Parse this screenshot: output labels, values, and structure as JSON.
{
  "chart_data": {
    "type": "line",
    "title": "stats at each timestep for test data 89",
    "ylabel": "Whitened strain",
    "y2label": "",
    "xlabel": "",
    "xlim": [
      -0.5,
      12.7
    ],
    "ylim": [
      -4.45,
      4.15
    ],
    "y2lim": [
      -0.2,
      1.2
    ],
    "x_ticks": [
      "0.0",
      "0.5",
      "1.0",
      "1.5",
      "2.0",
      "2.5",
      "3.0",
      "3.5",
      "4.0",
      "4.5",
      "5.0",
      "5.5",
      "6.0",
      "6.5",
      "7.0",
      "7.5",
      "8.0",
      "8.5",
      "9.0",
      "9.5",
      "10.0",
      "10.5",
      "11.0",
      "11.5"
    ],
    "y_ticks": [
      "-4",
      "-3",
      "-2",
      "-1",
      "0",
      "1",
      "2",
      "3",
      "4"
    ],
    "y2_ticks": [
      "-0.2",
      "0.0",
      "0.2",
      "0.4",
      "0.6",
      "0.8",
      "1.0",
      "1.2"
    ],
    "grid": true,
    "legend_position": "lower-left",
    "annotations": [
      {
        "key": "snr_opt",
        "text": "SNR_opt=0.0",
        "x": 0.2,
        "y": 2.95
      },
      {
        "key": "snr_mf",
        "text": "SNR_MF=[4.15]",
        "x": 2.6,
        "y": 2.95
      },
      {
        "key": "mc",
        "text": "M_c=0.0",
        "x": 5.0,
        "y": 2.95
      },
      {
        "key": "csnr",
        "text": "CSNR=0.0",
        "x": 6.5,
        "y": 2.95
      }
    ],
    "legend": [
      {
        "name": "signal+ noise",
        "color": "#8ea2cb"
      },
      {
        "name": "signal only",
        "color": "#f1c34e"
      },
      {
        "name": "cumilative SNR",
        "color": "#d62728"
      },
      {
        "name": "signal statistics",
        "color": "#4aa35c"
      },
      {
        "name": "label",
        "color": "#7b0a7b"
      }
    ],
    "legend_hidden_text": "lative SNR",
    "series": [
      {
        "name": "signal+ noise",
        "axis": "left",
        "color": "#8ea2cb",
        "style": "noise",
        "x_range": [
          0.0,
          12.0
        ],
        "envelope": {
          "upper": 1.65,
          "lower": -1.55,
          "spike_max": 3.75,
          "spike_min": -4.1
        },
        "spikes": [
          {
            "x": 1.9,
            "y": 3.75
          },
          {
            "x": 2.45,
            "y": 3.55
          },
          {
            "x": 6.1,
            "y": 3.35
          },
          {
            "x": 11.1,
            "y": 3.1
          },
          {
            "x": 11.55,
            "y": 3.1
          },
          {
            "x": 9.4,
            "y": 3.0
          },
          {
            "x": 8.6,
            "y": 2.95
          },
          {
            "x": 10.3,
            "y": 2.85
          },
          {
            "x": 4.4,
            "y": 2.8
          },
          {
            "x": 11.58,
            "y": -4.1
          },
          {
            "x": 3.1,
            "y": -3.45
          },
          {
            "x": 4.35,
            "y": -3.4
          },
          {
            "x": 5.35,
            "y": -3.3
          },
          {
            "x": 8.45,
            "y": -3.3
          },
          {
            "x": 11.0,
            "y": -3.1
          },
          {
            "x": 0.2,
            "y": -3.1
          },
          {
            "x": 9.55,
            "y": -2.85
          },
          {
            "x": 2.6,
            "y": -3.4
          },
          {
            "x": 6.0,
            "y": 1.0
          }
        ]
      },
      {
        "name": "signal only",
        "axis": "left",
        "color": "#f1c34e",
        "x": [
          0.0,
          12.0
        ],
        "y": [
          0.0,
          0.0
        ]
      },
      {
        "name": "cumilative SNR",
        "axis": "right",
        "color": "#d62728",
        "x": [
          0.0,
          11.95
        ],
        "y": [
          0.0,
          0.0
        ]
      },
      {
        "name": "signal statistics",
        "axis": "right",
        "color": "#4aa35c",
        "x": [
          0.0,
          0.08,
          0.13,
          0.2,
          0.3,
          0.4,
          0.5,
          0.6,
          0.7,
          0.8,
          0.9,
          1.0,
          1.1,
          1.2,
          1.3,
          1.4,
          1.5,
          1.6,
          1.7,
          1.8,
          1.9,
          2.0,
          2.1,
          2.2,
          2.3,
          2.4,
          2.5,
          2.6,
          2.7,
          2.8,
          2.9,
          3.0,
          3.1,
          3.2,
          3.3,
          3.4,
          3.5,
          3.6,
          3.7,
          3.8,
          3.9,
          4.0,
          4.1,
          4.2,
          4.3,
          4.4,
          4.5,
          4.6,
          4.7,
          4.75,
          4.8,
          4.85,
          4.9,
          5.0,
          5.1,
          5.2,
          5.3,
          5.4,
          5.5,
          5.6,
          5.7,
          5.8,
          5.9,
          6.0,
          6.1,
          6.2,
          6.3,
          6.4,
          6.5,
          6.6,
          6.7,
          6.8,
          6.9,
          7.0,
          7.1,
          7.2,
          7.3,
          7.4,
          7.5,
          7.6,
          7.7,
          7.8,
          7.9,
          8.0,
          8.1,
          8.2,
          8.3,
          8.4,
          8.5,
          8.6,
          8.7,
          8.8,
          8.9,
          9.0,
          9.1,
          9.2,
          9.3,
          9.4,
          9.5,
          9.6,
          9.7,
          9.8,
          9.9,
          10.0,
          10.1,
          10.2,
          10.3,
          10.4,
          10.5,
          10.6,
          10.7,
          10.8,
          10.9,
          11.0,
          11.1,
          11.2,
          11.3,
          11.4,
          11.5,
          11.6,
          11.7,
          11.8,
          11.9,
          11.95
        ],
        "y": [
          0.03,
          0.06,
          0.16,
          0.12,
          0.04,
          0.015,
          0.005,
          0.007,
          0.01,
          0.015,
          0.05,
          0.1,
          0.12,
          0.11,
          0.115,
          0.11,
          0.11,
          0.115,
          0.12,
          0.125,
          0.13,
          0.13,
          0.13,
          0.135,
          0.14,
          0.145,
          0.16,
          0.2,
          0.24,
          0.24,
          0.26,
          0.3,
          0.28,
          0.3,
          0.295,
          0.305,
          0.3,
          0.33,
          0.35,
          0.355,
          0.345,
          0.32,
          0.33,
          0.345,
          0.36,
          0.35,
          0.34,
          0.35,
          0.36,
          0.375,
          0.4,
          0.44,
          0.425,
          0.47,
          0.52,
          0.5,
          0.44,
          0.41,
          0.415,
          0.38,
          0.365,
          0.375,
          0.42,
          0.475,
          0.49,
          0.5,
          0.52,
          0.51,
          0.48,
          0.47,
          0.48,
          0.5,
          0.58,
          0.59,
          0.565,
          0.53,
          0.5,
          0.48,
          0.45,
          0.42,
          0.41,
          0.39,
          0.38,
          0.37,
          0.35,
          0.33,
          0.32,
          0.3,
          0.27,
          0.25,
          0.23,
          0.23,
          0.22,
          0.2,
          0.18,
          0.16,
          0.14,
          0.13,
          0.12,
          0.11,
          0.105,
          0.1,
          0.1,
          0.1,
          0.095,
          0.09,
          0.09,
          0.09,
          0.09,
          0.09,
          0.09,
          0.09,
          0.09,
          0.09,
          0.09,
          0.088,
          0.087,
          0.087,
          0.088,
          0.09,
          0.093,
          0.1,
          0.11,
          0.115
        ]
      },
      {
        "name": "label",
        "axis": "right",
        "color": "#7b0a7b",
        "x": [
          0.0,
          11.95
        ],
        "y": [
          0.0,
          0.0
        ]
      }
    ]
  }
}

** Short problem **
The answer must consist solely of the number of lines in the entries that contain the word "lower".

** Exercise result **
2